Dataset entries
**********
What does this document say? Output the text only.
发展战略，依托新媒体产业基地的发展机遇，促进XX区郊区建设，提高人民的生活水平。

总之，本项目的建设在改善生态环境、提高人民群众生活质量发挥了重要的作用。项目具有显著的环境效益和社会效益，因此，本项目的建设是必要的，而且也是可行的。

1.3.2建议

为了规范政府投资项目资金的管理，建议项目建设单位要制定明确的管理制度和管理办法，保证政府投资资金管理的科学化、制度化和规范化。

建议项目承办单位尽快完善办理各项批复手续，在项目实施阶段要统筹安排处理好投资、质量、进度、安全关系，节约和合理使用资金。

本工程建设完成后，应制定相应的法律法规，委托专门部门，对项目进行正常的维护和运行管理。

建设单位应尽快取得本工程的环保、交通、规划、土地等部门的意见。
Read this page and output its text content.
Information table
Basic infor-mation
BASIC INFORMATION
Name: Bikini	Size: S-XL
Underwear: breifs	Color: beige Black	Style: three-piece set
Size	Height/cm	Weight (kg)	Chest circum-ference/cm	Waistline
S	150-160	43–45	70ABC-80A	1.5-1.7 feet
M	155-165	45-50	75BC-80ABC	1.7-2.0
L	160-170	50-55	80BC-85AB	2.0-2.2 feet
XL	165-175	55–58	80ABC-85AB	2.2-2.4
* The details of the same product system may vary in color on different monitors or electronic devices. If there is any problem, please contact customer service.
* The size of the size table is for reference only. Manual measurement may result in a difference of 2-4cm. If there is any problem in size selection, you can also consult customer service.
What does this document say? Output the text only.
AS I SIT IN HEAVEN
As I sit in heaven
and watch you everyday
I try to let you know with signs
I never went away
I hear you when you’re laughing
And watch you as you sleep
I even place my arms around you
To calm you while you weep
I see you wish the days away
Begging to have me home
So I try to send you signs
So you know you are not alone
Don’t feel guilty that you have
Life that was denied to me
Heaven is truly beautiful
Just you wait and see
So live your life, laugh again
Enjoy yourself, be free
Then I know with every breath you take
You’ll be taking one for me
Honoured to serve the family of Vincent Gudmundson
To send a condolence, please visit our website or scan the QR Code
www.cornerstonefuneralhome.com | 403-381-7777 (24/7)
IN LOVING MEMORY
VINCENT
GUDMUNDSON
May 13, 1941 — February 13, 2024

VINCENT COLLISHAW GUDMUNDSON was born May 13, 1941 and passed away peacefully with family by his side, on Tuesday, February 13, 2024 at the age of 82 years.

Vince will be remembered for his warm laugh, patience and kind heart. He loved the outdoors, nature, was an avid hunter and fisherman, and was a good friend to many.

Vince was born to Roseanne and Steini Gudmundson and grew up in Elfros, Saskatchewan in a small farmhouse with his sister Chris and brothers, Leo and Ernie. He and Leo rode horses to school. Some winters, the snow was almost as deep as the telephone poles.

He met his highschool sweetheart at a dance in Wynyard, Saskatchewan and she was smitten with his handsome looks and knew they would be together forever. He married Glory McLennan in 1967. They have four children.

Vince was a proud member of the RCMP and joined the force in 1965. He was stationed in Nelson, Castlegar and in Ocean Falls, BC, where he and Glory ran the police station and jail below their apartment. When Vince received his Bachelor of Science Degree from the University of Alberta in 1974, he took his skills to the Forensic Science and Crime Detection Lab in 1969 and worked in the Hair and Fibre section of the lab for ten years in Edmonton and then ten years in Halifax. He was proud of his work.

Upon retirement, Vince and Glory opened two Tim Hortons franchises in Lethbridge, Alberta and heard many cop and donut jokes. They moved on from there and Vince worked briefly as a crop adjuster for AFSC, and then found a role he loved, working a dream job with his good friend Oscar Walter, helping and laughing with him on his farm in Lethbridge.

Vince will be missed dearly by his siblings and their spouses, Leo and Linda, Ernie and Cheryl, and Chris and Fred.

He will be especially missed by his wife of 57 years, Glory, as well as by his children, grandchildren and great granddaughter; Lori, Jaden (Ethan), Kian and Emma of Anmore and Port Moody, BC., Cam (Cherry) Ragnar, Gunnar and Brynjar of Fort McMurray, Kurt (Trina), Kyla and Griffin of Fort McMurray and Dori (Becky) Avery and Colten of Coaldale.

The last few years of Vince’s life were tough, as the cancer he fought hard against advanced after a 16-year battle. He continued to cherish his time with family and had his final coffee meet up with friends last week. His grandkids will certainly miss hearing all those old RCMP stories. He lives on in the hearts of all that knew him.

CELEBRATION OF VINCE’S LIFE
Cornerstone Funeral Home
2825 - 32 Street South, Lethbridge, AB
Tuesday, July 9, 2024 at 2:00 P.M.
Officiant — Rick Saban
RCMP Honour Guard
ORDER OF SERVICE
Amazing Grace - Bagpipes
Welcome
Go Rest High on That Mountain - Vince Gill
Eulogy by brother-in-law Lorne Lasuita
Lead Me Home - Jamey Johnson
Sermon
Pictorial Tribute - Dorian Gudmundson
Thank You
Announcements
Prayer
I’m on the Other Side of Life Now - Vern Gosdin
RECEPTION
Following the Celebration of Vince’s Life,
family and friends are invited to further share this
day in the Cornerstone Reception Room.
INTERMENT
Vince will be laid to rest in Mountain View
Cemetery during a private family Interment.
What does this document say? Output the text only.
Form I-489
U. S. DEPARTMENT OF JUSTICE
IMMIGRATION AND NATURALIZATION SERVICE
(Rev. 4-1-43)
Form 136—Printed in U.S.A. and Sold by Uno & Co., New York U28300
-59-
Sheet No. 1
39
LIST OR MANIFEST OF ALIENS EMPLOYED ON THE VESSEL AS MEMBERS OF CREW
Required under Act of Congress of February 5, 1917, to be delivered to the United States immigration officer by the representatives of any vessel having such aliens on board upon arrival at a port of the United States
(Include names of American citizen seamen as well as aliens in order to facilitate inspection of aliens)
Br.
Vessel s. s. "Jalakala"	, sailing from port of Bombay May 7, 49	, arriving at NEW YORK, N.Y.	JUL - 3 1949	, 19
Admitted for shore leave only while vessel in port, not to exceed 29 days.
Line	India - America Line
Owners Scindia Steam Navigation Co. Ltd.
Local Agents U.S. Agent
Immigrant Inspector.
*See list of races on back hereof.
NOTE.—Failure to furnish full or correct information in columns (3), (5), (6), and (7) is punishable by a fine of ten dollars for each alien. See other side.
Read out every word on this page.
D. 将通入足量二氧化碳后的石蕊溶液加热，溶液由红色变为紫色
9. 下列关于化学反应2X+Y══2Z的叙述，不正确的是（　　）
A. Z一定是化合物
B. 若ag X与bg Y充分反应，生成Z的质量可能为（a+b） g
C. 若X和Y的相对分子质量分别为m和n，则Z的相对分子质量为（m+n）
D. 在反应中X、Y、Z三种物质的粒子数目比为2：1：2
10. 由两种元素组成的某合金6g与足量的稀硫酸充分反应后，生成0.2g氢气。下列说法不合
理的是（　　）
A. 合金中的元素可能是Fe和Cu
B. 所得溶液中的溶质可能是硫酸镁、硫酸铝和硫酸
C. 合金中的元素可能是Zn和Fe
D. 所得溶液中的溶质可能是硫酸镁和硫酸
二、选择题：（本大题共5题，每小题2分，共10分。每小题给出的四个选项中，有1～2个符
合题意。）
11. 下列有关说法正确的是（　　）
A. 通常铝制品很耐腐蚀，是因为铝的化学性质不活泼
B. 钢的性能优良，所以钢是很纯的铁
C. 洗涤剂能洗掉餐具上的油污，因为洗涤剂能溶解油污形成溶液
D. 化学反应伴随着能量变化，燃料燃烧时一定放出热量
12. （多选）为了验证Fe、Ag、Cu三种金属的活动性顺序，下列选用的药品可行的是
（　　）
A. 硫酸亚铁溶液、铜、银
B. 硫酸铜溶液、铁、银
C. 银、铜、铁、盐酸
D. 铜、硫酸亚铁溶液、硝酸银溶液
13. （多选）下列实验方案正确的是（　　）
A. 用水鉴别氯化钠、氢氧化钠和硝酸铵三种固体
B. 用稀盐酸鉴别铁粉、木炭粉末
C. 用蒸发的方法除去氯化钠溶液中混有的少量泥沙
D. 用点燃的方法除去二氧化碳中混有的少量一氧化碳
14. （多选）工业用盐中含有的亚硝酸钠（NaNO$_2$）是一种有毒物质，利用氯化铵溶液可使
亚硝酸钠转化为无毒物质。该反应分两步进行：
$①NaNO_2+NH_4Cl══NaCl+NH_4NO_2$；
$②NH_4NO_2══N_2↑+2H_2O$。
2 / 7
**********
### INSTRUCTION:
Copy out every line from the one containing "Read out every word on this page." to the end of the material, both ends included.

### WRITTEN RESPONSE:
Read out every word on this page.
D. 将通入足量二氧化碳后的石蕊溶液加热，溶液由红色变为紫色
9. 下列关于化学反应2X+Y══2Z的叙述，不正确的是（　　）
A. Z一定是化合物
B. 若ag X与bg Y充分反应，生成Z的质量可能为（a+b） g
C. 若X和Y的相对分子质量分别为m和n，则Z的相对分子质量为（m+n）
D. 在反应中X、Y、Z三种物质的粒子数目比为2：1：2
10. 由两种元素组成的某合金6g与足量的稀硫酸充分反应后，生成0.2g氢气。下列说法不合
理的是（　　）
A. 合金中的元素可能是Fe和Cu
B. 所得溶液中的溶质可能是硫酸镁、硫酸铝和硫酸
C. 合金中的元素可能是Zn和Fe
D. 所得溶液中的溶质可能是硫酸镁和硫酸
二、选择题：（本大题共5题，每小题2分，共10分。每小题给出的四个选项中，有1～2个符
合题意。）
11. 下列有关说法正确的是（　　）
A. 通常铝制品很耐腐蚀，是因为铝的化学性质不活泼
B. 钢的性能优良，所以钢是很纯的铁
C. 洗涤剂能洗掉餐具上的油污，因为洗涤剂能溶解油污形成溶液
D. 化学反应伴随着能量变化，燃料燃烧时一定放出热量
12. （多选）为了验证Fe、Ag、Cu三种金属的活动性顺序，下列选用的药品可行的是
（　　）
A. 硫酸亚铁溶液、铜、银
B. 硫酸铜溶液、铁、银
C. 银、铜、铁、盐酸
D. 铜、硫酸亚铁溶液、硝酸银溶液
13. （多选）下列实验方案正确的是（　　）
A. 用水鉴别氯化钠、氢氧化钠和硝酸铵三种固体
B. 用稀盐酸鉴别铁粉、木炭粉末
C. 用蒸发的方法除去氯化钠溶液中混有的少量泥沙
D. 用点燃的方法除去二氧化碳中混有的少量一氧化碳
14. （多选）工业用盐中含有的亚硝酸钠（NaNO$_2$）是一种有毒物质，利用氯化铵溶液可使
亚硝酸钠转化为无毒物质。该反应分两步进行：
$①NaNO_2+NH_4Cl══NaCl+NH_4NO_2$；
$②NH_4NO_2══N_2↑+2H_2O$。
2 / 7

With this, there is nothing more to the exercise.